EXERCISE » Repeat the records verbatim and leave the pictures out of your copy.

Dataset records
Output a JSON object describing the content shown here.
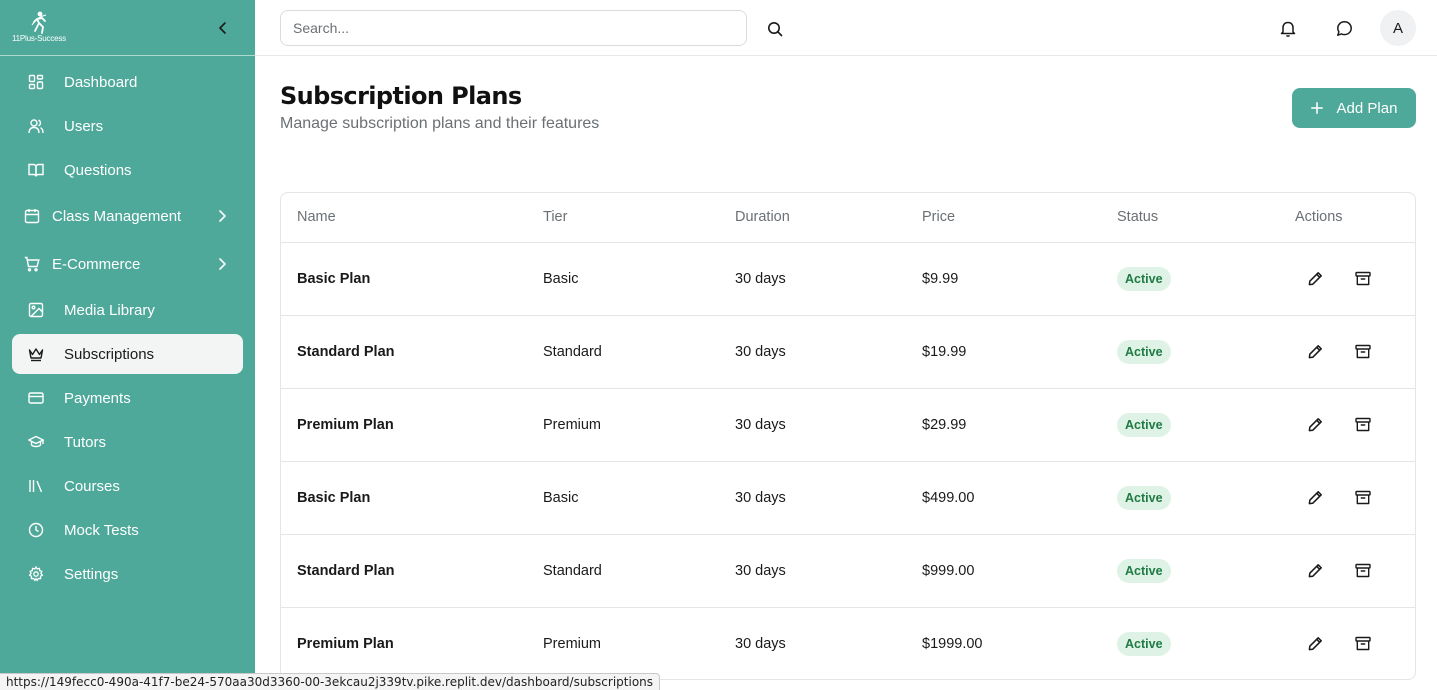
{
  "brand": {
    "name": "11Plus-Success"
  },
  "sidebar": {
    "items": [
      {
        "label": "Dashboard",
        "icon": "grid-icon"
      },
      {
        "label": "Users",
        "icon": "users-icon"
      },
      {
        "label": "Questions",
        "icon": "book-icon"
      },
      {
        "label": "Class Management",
        "icon": "calendar-icon",
        "expandable": true
      },
      {
        "label": "E-Commerce",
        "icon": "cart-icon",
        "expandable": true
      },
      {
        "label": "Media Library",
        "icon": "image-icon"
      },
      {
        "label": "Subscriptions",
        "icon": "crown-icon",
        "active": true
      },
      {
        "label": "Payments",
        "icon": "credit-card-icon"
      },
      {
        "label": "Tutors",
        "icon": "graduation-cap-icon"
      },
      {
        "label": "Courses",
        "icon": "library-icon"
      },
      {
        "label": "Mock Tests",
        "icon": "clock-icon"
      },
      {
        "label": "Settings",
        "icon": "gear-icon"
      }
    ]
  },
  "topbar": {
    "search_placeholder": "Search...",
    "avatar_initial": "A"
  },
  "page": {
    "title": "Subscription Plans",
    "subtitle": "Manage subscription plans and their features",
    "add_button_label": "Add Plan"
  },
  "table": {
    "columns": [
      "Name",
      "Tier",
      "Duration",
      "Price",
      "Status",
      "Actions"
    ],
    "rows": [
      {
        "name": "Basic Plan",
        "tier": "Basic",
        "duration": "30 days",
        "price": "$9.99",
        "status": "Active"
      },
      {
        "name": "Standard Plan",
        "tier": "Standard",
        "duration": "30 days",
        "price": "$19.99",
        "status": "Active"
      },
      {
        "name": "Premium Plan",
        "tier": "Premium",
        "duration": "30 days",
        "price": "$29.99",
        "status": "Active"
      },
      {
        "name": "Basic Plan",
        "tier": "Basic",
        "duration": "30 days",
        "price": "$499.00",
        "status": "Active"
      },
      {
        "name": "Standard Plan",
        "tier": "Standard",
        "duration": "30 days",
        "price": "$999.00",
        "status": "Active"
      },
      {
        "name": "Premium Plan",
        "tier": "Premium",
        "duration": "30 days",
        "price": "$1999.00",
        "status": "Active"
      }
    ]
  },
  "status_bar": {
    "url": "https://149fecc0-490a-41f7-be24-570aa30d3360-00-3ekcau2j339tv.pike.replit.dev/dashboard/subscriptions"
  },
  "colors": {
    "accent": "#4fa99a",
    "active_badge_bg": "#def3e6",
    "active_badge_text": "#1f7a44"
  }
}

EXERCISE RESULT »
Output a JSON object describing the content shown here.
{
  "brand": {
    "name": "11Plus-Success"
  },
  "sidebar": {
    "items": [
      {
        "label": "Dashboard",
        "icon": "grid-icon"
      },
      {
        "label": "Users",
        "icon": "users-icon"
      },
      {
        "label": "Questions",
        "icon": "book-icon"
      },
      {
        "label": "Class Management",
        "icon": "calendar-icon",
        "expandable": true
      },
      {
        "label": "E-Commerce",
        "icon": "cart-icon",
        "expandable": true
      },
      {
        "label": "Media Library",
        "icon": "image-icon"
      },
      {
        "label": "Subscriptions",
        "icon": "crown-icon",
        "active": true
      },
      {
        "label": "Payments",
        "icon": "credit-card-icon"
      },
      {
        "label": "Tutors",
        "icon": "graduation-cap-icon"
      },
      {
        "label": "Courses",
        "icon": "library-icon"
      },
      {
        "label": "Mock Tests",
        "icon": "clock-icon"
      },
      {
        "label": "Settings",
        "icon": "gear-icon"
      }
    ]
  },
  "topbar": {
    "search_placeholder": "Search...",
    "avatar_initial": "A"
  },
  "page": {
    "title": "Subscription Plans",
    "subtitle": "Manage subscription plans and their features",
    "add_button_label": "Add Plan"
  },
  "table": {
    "columns": [
      "Name",
      "Tier",
      "Duration",
      "Price",
      "Status",
      "Actions"
    ],
    "rows": [
      {
        "name": "Basic Plan",
        "tier": "Basic",
        "duration": "30 days",
        "price": "$9.99",
        "status": "Active"
      },
      {
        "name": "Standard Plan",
        "tier": "Standard",
        "duration": "30 days",
        "price": "$19.99",
        "status": "Active"
      },
      {
        "name": "Premium Plan",
        "tier": "Premium",
        "duration": "30 days",
        "price": "$29.99",
        "status": "Active"
      },
      {
        "name": "Basic Plan",
        "tier": "Basic",
        "duration": "30 days",
        "price": "$499.00",
        "status": "Active"
      },
      {
        "name": "Standard Plan",
        "tier": "Standard",
        "duration": "30 days",
        "price": "$999.00",
        "status": "Active"
      },
      {
        "name": "Premium Plan",
        "tier": "Premium",
        "duration": "30 days",
        "price": "$1999.00",
        "status": "Active"
      }
    ]
  },
  "status_bar": {
    "url": "https://149fecc0-490a-41f7-be24-570aa30d3360-00-3ekcau2j339tv.pike.replit.dev/dashboard/subscriptions"
  },
  "colors": {
    "accent": "#4fa99a",
    "active_badge_bg": "#def3e6",
    "active_badge_text": "#1f7a44"
  }
}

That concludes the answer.